Stored data
▼
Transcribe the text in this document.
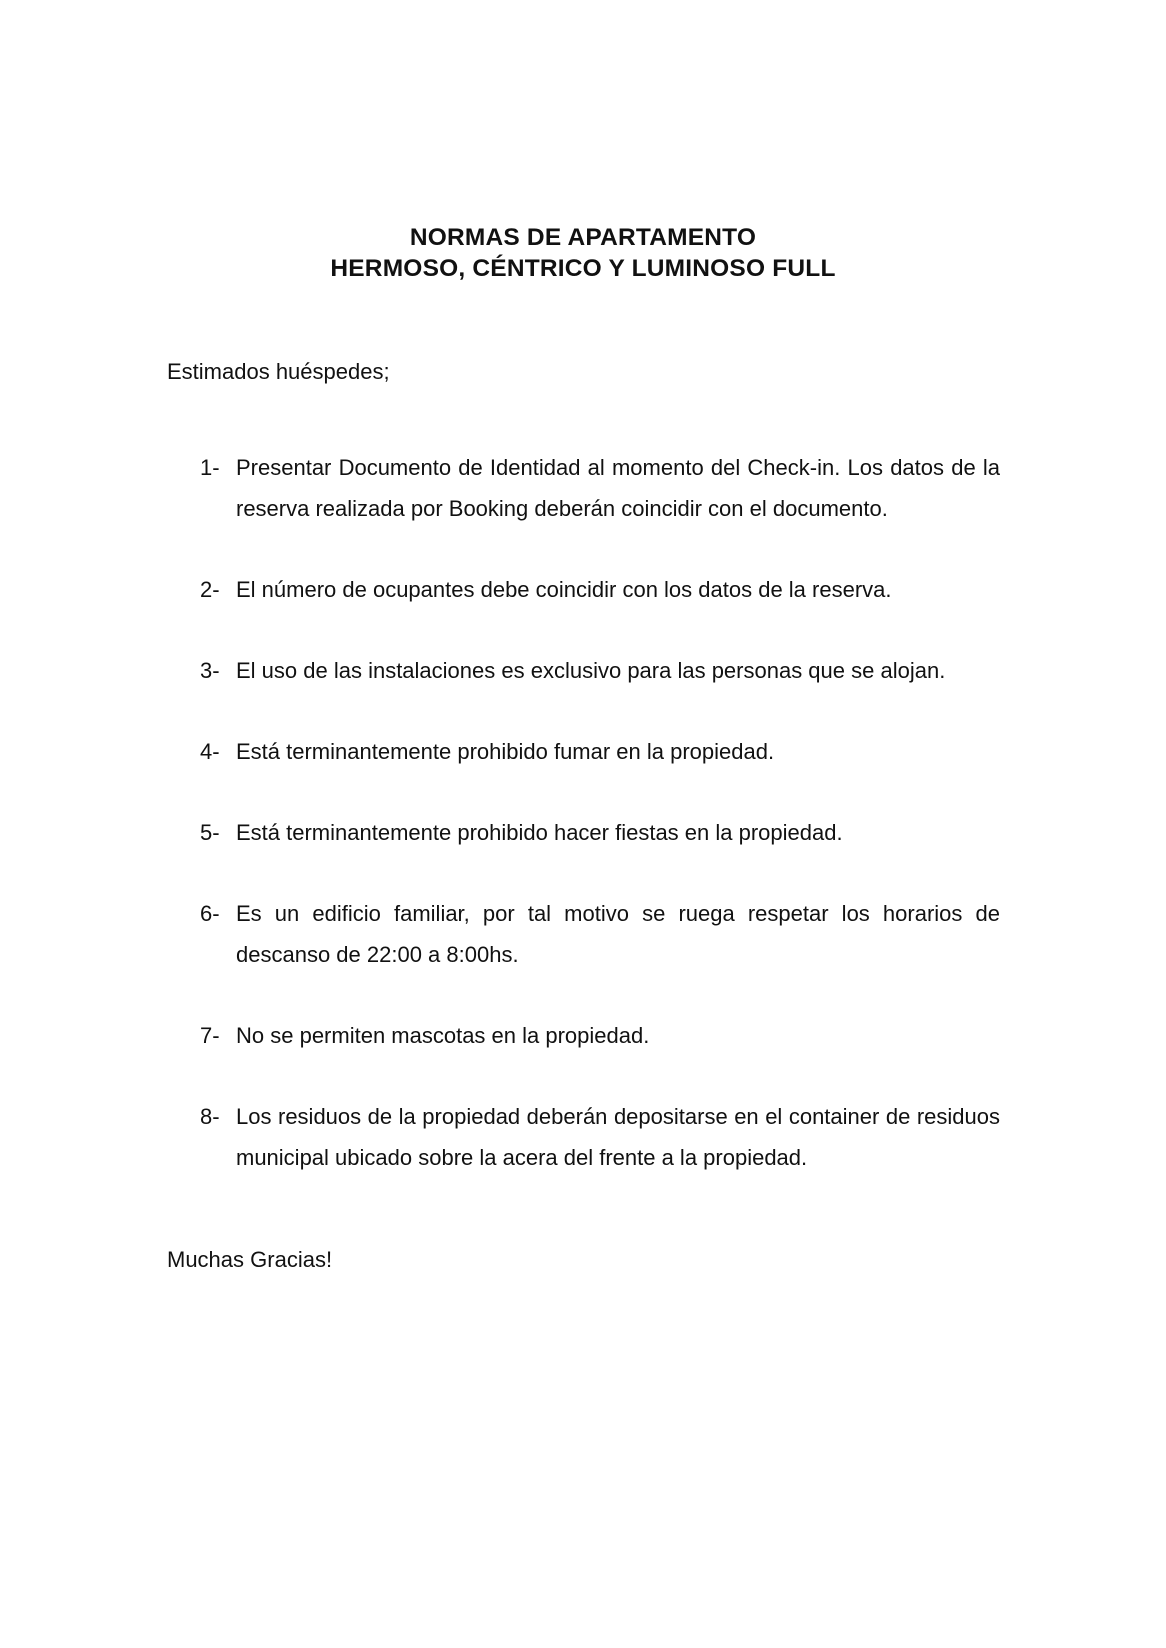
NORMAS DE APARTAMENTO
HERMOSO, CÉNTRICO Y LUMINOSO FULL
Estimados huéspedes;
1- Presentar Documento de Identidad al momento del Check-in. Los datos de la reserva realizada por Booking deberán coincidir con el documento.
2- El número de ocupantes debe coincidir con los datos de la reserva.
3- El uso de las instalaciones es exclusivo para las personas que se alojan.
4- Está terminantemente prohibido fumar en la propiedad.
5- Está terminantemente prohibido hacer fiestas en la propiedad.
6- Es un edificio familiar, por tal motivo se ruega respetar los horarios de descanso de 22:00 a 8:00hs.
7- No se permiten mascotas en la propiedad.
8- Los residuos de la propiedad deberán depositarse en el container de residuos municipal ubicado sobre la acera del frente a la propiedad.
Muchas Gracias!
▲
Extract every line of the records above that contains the word "deberán".

1- Presentar Documento de Identidad al momento del Check-in. Los datos de la reserva realizada por Booking deberán coincidir con el documento.
8- Los residuos de la propiedad deberán depositarse en el container de residuos municipal ubicado sobre la acera del frente a la propiedad.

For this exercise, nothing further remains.